### [Instructions to follow]
Tally the lines in the listing below that contain "people" and report the tally alone.

┌──

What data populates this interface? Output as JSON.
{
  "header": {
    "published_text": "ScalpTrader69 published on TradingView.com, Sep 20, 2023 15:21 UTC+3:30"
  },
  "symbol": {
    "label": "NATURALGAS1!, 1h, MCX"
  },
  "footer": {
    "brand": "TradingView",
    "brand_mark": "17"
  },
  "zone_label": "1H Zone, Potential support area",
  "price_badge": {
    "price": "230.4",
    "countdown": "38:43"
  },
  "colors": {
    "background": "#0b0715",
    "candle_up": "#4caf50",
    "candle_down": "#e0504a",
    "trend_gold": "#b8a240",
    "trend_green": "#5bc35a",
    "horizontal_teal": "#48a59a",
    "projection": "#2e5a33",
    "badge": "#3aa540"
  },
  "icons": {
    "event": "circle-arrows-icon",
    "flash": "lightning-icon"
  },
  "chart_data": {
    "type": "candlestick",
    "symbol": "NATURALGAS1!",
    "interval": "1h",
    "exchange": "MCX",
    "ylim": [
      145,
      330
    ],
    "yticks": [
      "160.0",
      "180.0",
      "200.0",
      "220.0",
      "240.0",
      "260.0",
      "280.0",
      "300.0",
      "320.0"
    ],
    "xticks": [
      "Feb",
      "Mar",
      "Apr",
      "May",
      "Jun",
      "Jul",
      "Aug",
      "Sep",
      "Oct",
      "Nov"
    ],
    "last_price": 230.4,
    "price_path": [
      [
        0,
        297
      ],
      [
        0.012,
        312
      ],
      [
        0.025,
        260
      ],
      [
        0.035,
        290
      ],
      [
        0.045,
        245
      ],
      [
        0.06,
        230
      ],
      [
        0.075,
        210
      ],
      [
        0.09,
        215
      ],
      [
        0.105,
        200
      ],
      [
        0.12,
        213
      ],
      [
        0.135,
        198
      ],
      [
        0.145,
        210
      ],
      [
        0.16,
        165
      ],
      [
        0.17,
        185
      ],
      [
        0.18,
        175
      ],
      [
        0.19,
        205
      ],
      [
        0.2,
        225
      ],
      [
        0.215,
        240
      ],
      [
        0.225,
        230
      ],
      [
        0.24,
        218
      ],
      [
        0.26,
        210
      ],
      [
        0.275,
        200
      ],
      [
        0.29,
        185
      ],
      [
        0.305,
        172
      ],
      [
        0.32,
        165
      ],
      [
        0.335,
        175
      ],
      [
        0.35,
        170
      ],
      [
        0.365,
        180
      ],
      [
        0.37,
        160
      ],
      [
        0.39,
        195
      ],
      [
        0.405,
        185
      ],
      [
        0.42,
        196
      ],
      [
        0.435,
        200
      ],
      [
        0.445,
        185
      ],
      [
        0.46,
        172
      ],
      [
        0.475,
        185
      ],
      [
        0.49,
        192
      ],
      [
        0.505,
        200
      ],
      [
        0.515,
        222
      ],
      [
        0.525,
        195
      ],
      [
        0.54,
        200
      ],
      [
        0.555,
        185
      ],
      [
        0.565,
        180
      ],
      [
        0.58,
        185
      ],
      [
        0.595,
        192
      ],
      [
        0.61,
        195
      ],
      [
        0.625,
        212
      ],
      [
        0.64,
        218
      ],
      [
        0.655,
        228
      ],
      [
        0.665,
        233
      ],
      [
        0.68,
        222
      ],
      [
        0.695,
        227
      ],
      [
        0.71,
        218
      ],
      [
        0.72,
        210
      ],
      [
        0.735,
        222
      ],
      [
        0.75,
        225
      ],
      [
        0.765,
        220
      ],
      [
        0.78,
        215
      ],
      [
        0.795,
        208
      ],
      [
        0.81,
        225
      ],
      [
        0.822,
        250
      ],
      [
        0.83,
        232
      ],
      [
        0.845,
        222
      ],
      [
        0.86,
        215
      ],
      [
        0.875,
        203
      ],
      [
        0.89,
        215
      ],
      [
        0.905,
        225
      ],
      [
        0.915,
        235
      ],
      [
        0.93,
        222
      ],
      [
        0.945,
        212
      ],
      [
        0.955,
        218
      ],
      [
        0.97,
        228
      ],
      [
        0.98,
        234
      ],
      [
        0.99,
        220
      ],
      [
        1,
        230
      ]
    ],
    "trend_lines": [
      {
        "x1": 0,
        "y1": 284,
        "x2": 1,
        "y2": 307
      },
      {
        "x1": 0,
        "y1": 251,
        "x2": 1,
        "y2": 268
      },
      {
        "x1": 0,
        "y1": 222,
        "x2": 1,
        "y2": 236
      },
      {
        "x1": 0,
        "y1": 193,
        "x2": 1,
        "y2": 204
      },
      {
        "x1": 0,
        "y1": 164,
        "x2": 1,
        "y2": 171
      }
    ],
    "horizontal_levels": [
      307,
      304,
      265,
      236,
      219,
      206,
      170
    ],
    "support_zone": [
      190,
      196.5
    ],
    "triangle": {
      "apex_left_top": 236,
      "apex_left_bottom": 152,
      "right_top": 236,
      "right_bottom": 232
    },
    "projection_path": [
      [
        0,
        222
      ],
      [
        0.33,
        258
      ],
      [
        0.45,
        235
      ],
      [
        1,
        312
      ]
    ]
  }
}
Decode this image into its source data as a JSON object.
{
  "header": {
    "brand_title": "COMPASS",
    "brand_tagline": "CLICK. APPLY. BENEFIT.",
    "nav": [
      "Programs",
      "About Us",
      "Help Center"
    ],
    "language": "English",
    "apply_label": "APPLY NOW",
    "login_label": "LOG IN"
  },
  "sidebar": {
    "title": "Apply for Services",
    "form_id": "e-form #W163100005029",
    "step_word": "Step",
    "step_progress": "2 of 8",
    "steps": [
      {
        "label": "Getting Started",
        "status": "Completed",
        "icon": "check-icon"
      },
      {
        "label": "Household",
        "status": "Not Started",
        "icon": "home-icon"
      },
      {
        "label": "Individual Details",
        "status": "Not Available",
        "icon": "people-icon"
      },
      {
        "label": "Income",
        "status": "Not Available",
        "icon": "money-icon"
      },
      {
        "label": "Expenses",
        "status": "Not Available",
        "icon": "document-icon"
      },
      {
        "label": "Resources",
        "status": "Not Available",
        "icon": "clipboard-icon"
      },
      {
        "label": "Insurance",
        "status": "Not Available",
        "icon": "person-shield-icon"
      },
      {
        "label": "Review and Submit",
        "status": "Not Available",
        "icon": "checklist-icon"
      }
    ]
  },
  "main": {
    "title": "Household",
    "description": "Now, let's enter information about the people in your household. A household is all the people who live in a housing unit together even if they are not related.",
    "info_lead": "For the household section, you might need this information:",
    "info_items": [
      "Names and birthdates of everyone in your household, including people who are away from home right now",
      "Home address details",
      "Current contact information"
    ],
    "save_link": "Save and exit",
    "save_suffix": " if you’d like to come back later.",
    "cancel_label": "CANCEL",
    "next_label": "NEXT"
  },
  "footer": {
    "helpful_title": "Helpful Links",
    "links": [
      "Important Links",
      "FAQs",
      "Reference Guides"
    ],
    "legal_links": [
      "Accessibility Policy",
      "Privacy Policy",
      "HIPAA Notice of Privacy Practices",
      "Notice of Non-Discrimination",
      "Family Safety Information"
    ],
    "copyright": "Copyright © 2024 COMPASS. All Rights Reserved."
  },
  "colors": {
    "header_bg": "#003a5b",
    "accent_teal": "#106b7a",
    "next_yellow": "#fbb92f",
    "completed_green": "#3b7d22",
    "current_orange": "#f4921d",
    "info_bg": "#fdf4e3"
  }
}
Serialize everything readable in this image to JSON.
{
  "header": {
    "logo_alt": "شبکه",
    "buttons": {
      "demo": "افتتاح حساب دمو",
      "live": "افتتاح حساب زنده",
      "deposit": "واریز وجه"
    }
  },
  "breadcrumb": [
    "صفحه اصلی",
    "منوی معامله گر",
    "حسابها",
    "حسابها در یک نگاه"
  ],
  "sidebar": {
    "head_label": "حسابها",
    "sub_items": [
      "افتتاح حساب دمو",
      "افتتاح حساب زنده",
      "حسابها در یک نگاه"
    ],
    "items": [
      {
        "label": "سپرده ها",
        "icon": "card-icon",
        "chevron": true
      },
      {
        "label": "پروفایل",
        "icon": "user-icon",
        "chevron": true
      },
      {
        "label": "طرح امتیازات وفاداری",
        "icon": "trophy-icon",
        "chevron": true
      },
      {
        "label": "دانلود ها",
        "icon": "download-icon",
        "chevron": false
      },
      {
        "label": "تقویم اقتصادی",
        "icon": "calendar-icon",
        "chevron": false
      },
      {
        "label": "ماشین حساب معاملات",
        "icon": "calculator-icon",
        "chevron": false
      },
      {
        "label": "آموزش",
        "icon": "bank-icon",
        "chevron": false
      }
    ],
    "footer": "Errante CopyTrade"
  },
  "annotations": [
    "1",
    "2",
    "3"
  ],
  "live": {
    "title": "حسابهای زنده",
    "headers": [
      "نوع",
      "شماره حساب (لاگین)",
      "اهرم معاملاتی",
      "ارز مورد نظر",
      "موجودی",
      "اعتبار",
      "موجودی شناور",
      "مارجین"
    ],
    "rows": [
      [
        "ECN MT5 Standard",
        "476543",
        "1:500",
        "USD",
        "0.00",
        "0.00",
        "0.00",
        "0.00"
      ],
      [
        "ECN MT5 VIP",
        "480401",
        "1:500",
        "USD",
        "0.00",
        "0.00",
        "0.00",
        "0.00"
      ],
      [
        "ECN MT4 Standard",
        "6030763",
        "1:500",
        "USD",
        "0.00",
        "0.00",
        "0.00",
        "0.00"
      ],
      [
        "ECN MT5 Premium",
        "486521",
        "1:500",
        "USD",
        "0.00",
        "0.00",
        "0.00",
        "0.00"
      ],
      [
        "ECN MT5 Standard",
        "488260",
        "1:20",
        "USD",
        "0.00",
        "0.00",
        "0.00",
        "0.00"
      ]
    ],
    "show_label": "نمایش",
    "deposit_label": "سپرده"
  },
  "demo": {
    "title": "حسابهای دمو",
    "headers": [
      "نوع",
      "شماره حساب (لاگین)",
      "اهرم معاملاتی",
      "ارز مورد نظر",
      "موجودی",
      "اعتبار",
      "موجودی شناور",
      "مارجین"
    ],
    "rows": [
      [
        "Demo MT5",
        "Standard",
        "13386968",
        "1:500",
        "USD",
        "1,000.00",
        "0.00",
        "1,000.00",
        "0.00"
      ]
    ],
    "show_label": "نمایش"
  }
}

└──

### [Solved problem]
3